◆ Required task ◆
Write out each entry again. Keep every word exactly as it is.

◆ Entries supplied ◆
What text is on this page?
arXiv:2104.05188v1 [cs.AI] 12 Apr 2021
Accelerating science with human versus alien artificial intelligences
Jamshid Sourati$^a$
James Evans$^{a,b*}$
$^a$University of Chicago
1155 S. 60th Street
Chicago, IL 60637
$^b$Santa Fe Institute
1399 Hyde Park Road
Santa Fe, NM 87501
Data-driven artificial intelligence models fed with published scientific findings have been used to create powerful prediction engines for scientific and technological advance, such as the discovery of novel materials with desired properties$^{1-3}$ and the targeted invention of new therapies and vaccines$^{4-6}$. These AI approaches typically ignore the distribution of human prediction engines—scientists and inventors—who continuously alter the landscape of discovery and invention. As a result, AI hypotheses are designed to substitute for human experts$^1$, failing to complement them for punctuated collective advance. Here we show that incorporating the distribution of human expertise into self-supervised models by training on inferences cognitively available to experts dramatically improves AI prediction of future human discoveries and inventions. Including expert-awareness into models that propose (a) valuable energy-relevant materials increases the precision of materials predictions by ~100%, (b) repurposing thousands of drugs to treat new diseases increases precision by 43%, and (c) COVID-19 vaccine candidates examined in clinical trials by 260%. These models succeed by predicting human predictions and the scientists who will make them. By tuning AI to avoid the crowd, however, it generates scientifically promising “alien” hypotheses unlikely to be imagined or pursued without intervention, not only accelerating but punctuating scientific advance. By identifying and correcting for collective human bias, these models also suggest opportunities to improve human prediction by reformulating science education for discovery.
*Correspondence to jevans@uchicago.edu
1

◆ Response for this exercise ◆
What text is on this page?
arXiv:2104.05188v1 [cs.AI] 12 Apr 2021
Accelerating science with human versus alien artificial intelligences
Jamshid Sourati$^a$
James Evans$^{a,b*}$
$^a$University of Chicago
1155 S. 60th Street
Chicago, IL 60637
$^b$Santa Fe Institute
1399 Hyde Park Road
Santa Fe, NM 87501
Data-driven artificial intelligence models fed with published scientific findings have been used to create powerful prediction engines for scientific and technological advance, such as the discovery of novel materials with desired properties$^{1-3}$ and the targeted invention of new therapies and vaccines$^{4-6}$. These AI approaches typically ignore the distribution of human prediction engines—scientists and inventors—who continuously alter the landscape of discovery and invention. As a result, AI hypotheses are designed to substitute for human experts$^1$, failing to complement them for punctuated collective advance. Here we show that incorporating the distribution of human expertise into self-supervised models by training on inferences cognitively available to experts dramatically improves AI prediction of future human discoveries and inventions. Including expert-awareness into models that propose (a) valuable energy-relevant materials increases the precision of materials predictions by ~100%, (b) repurposing thousands of drugs to treat new diseases increases precision by 43%, and (c) COVID-19 vaccine candidates examined in clinical trials by 260%. These models succeed by predicting human predictions and the scientists who will make them. By tuning AI to avoid the crowd, however, it generates scientifically promising “alien” hypotheses unlikely to be imagined or pursued without intervention, not only accelerating but punctuating scientific advance. By identifying and correcting for collective human bias, these models also suggest opportunities to improve human prediction by reformulating science education for discovery.
*Correspondence to jevans@uchicago.edu
1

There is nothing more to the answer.